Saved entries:
## BEGIN

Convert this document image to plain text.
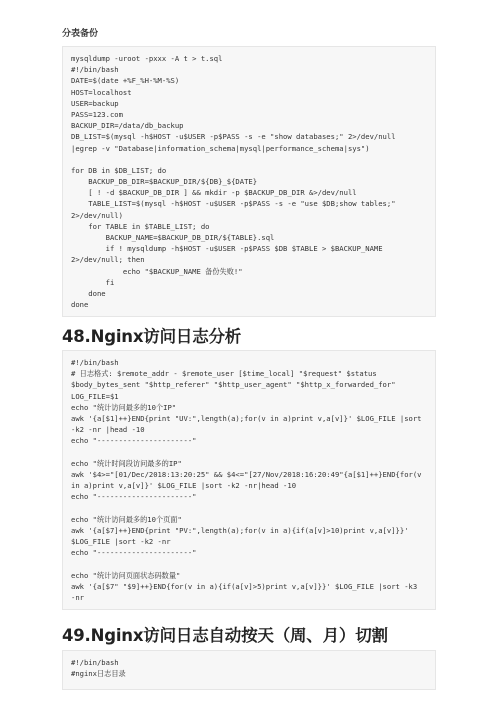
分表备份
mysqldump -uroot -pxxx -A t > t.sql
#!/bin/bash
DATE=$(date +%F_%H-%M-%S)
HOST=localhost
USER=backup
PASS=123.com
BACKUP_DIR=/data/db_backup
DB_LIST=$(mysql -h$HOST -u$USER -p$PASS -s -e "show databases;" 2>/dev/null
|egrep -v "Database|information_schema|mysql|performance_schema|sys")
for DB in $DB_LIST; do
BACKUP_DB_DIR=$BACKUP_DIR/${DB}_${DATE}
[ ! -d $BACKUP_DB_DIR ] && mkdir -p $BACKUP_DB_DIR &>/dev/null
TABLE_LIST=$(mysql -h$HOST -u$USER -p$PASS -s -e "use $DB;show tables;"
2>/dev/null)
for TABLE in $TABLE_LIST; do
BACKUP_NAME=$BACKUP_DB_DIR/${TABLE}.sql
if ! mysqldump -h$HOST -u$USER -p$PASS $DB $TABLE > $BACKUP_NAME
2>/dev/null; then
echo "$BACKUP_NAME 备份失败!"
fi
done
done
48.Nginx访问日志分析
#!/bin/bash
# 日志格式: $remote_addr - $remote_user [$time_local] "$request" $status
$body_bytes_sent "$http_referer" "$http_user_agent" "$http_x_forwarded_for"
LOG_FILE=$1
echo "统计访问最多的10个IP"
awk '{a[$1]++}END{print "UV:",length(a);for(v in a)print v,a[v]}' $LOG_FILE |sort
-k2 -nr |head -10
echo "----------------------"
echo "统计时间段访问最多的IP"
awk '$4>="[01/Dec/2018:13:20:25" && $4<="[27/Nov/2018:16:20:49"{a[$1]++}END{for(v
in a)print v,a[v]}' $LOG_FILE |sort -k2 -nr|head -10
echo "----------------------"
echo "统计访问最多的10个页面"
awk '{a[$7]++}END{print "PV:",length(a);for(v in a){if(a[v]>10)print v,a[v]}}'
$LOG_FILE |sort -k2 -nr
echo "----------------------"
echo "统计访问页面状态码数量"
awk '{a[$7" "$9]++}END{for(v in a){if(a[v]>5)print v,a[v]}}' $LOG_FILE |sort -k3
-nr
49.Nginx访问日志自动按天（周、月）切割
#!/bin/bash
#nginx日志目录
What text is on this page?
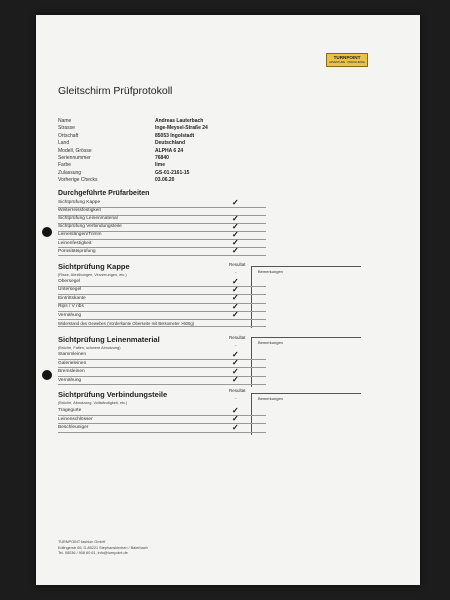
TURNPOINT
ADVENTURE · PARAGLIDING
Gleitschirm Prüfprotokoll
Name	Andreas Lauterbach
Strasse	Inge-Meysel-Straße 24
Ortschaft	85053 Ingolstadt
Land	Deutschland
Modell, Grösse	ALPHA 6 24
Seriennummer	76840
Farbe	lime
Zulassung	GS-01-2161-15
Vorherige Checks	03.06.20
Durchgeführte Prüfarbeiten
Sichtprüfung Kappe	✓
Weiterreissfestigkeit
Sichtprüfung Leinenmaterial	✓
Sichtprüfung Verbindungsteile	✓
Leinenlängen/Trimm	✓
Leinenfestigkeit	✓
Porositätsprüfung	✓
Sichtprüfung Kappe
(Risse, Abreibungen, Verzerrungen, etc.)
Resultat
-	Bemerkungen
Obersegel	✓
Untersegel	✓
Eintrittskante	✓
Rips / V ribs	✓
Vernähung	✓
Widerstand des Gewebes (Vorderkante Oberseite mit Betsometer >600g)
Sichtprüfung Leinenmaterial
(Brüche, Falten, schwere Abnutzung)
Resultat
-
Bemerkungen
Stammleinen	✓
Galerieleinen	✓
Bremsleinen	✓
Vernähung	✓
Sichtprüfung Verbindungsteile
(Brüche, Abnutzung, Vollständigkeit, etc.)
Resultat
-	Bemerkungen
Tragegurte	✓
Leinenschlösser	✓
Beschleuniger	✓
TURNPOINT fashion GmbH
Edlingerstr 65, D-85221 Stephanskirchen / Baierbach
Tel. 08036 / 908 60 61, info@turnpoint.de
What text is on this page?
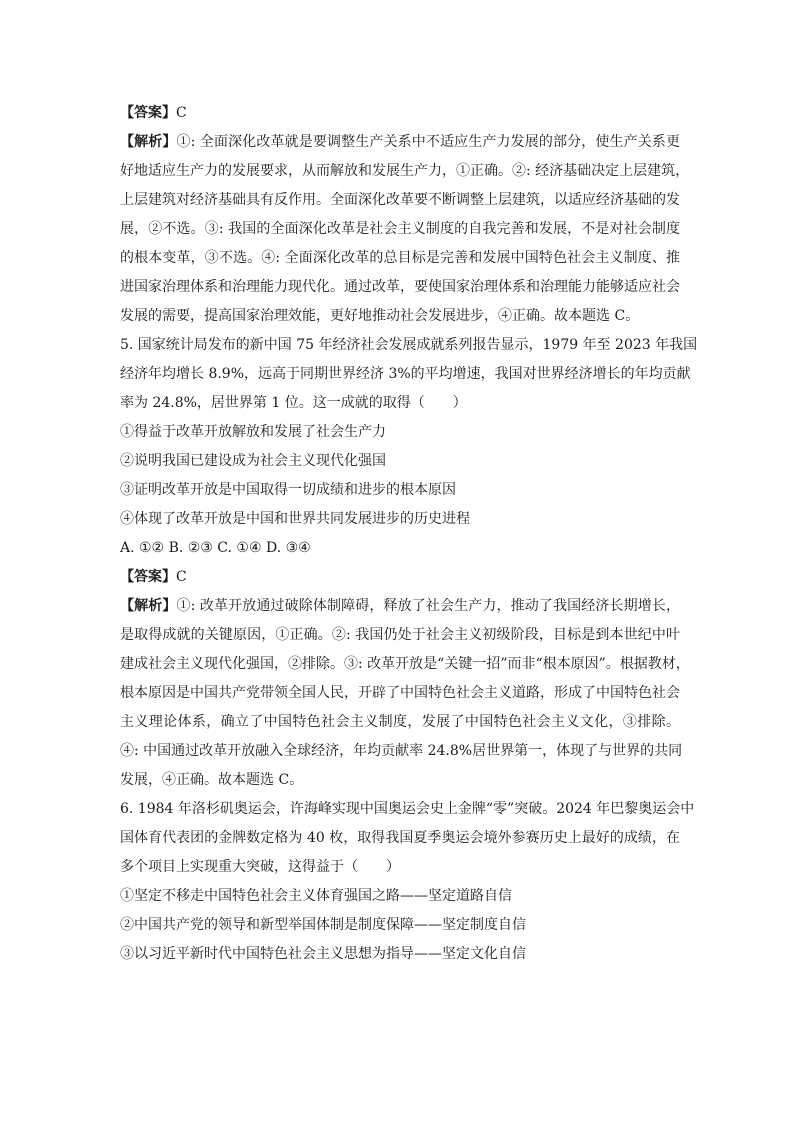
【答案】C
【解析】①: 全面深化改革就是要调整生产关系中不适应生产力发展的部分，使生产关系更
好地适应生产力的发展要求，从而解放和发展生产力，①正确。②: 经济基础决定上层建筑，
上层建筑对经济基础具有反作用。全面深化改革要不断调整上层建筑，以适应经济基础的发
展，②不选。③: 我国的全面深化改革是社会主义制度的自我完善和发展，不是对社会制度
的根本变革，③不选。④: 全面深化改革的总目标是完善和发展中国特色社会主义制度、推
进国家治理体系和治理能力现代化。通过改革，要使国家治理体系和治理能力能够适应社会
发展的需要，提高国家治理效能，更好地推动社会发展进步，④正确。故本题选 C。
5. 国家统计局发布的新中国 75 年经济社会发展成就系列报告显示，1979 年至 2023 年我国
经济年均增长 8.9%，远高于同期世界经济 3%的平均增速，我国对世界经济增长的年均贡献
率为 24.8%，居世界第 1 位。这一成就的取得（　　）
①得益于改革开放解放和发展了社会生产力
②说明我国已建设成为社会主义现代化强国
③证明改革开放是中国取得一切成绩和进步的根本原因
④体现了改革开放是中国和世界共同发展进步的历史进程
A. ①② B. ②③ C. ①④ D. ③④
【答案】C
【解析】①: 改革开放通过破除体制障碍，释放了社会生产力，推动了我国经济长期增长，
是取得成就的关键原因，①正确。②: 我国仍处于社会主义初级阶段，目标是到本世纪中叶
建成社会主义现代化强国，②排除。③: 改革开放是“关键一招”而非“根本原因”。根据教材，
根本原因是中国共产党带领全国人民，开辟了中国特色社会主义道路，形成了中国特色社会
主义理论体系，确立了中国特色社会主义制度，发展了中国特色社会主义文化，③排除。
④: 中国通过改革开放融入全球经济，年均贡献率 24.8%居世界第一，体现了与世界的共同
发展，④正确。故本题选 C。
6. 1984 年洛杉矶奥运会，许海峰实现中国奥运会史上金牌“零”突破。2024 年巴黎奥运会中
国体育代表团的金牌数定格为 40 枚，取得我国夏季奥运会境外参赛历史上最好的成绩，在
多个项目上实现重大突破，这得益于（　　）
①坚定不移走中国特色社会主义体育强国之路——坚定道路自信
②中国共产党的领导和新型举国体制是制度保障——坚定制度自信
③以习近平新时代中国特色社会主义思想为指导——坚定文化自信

## END

*What is required*. Pull every line containing "mysqldump" from the material above.

*Task answer*.
mysqldump -uroot -pxxx -A t > t.sql
if ! mysqldump -h$HOST -u$USER -p$PASS $DB $TABLE > $BACKUP_NAME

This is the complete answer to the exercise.